■ What is expected: Retype the complete listing exactly as it appears.
- - -
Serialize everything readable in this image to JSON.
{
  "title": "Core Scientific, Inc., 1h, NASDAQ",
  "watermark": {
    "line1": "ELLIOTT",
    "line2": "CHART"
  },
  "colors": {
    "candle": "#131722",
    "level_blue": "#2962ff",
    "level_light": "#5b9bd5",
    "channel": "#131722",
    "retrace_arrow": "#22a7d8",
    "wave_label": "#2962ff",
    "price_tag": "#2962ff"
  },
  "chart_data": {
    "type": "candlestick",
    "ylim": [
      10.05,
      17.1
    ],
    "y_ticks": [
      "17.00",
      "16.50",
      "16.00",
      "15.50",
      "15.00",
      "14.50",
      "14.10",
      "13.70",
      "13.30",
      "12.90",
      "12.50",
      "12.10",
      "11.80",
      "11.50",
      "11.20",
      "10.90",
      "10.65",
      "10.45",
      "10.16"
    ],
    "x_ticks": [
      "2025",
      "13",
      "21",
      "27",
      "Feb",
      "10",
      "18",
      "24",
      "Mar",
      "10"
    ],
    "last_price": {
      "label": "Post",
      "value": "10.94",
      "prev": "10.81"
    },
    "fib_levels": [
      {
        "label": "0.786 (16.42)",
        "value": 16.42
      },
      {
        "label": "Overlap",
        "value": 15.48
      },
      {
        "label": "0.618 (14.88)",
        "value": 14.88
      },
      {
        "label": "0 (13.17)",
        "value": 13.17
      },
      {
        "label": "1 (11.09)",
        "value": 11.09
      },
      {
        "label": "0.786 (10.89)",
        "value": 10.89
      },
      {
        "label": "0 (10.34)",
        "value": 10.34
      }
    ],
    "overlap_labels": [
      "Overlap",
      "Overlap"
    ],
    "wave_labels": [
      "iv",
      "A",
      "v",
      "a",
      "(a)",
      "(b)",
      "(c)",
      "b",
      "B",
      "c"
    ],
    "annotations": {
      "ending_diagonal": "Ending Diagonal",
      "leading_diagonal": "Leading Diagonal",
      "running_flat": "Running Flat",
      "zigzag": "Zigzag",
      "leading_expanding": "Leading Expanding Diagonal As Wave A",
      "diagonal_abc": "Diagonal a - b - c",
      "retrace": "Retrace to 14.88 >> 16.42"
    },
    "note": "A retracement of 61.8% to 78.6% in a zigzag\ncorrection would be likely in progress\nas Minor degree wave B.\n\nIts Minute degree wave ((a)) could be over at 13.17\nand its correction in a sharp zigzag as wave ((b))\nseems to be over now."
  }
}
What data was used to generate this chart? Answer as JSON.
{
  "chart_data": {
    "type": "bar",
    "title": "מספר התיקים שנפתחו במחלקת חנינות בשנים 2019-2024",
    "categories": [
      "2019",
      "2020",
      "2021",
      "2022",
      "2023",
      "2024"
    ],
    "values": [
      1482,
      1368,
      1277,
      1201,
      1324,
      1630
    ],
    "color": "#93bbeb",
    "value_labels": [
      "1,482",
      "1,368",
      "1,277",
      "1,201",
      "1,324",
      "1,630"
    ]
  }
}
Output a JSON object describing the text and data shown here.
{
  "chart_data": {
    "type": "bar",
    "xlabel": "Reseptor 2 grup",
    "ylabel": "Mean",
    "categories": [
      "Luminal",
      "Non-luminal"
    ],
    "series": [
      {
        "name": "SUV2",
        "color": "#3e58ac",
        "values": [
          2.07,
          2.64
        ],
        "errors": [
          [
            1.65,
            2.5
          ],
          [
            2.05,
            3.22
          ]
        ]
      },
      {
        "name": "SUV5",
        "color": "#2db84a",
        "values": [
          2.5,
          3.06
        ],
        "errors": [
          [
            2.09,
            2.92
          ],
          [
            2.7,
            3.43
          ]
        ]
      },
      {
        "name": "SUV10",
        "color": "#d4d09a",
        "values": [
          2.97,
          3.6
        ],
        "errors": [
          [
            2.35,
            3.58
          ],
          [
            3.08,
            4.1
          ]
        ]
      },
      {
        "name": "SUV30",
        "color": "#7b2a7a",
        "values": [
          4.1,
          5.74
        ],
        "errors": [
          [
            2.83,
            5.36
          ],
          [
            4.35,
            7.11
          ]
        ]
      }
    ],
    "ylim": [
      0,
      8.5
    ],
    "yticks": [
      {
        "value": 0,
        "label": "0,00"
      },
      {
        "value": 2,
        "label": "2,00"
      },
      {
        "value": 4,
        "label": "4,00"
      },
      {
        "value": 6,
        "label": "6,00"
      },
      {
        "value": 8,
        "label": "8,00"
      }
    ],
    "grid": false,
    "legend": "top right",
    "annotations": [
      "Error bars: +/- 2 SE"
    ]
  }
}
- - -
■ Correct result:
Serialize everything readable in this image to JSON.
{
  "title": "Core Scientific, Inc., 1h, NASDAQ",
  "watermark": {
    "line1": "ELLIOTT",
    "line2": "CHART"
  },
  "colors": {
    "candle": "#131722",
    "level_blue": "#2962ff",
    "level_light": "#5b9bd5",
    "channel": "#131722",
    "retrace_arrow": "#22a7d8",
    "wave_label": "#2962ff",
    "price_tag": "#2962ff"
  },
  "chart_data": {
    "type": "candlestick",
    "ylim": [
      10.05,
      17.1
    ],
    "y_ticks": [
      "17.00",
      "16.50",
      "16.00",
      "15.50",
      "15.00",
      "14.50",
      "14.10",
      "13.70",
      "13.30",
      "12.90",
      "12.50",
      "12.10",
      "11.80",
      "11.50",
      "11.20",
      "10.90",
      "10.65",
      "10.45",
      "10.16"
    ],
    "x_ticks": [
      "2025",
      "13",
      "21",
      "27",
      "Feb",
      "10",
      "18",
      "24",
      "Mar",
      "10"
    ],
    "last_price": {
      "label": "Post",
      "value": "10.94",
      "prev": "10.81"
    },
    "fib_levels": [
      {
        "label": "0.786 (16.42)",
        "value": 16.42
      },
      {
        "label": "Overlap",
        "value": 15.48
      },
      {
        "label": "0.618 (14.88)",
        "value": 14.88
      },
      {
        "label": "0 (13.17)",
        "value": 13.17
      },
      {
        "label": "1 (11.09)",
        "value": 11.09
      },
      {
        "label": "0.786 (10.89)",
        "value": 10.89
      },
      {
        "label": "0 (10.34)",
        "value": 10.34
      }
    ],
    "overlap_labels": [
      "Overlap",
      "Overlap"
    ],
    "wave_labels": [
      "iv",
      "A",
      "v",
      "a",
      "(a)",
      "(b)",
      "(c)",
      "b",
      "B",
      "c"
    ],
    "annotations": {
      "ending_diagonal": "Ending Diagonal",
      "leading_diagonal": "Leading Diagonal",
      "running_flat": "Running Flat",
      "zigzag": "Zigzag",
      "leading_expanding": "Leading Expanding Diagonal As Wave A",
      "diagonal_abc": "Diagonal a - b - c",
      "retrace": "Retrace to 14.88 >> 16.42"
    },
    "note": "A retracement of 61.8% to 78.6% in a zigzag\ncorrection would be likely in progress\nas Minor degree wave B.\n\nIts Minute degree wave ((a)) could be over at 13.17\nand its correction in a sharp zigzag as wave ((b))\nseems to be over now."
  }
}
What data was used to generate this chart? Answer as JSON.
{
  "chart_data": {
    "type": "bar",
    "title": "מספר התיקים שנפתחו במחלקת חנינות בשנים 2019-2024",
    "categories": [
      "2019",
      "2020",
      "2021",
      "2022",
      "2023",
      "2024"
    ],
    "values": [
      1482,
      1368,
      1277,
      1201,
      1324,
      1630
    ],
    "color": "#93bbeb",
    "value_labels": [
      "1,482",
      "1,368",
      "1,277",
      "1,201",
      "1,324",
      "1,630"
    ]
  }
}
Output a JSON object describing the text and data shown here.
{
  "chart_data": {
    "type": "bar",
    "xlabel": "Reseptor 2 grup",
    "ylabel": "Mean",
    "categories": [
      "Luminal",
      "Non-luminal"
    ],
    "series": [
      {
        "name": "SUV2",
        "color": "#3e58ac",
        "values": [
          2.07,
          2.64
        ],
        "errors": [
          [
            1.65,
            2.5
          ],
          [
            2.05,
            3.22
          ]
        ]
      },
      {
        "name": "SUV5",
        "color": "#2db84a",
        "values": [
          2.5,
          3.06
        ],
        "errors": [
          [
            2.09,
            2.92
          ],
          [
            2.7,
            3.43
          ]
        ]
      },
      {
        "name": "SUV10",
        "color": "#d4d09a",
        "values": [
          2.97,
          3.6
        ],
        "errors": [
          [
            2.35,
            3.58
          ],
          [
            3.08,
            4.1
          ]
        ]
      },
      {
        "name": "SUV30",
        "color": "#7b2a7a",
        "values": [
          4.1,
          5.74
        ],
        "errors": [
          [
            2.83,
            5.36
          ],
          [
            4.35,
            7.11
          ]
        ]
      }
    ],
    "ylim": [
      0,
      8.5
    ],
    "yticks": [
      {
        "value": 0,
        "label": "0,00"
      },
      {
        "value": 2,
        "label": "2,00"
      },
      {
        "value": 4,
        "label": "4,00"
      },
      {
        "value": 6,
        "label": "6,00"
      },
      {
        "value": 8,
        "label": "8,00"
      }
    ],
    "grid": false,
    "legend": "top right",
    "annotations": [
      "Error bars: +/- 2 SE"
    ]
  }
}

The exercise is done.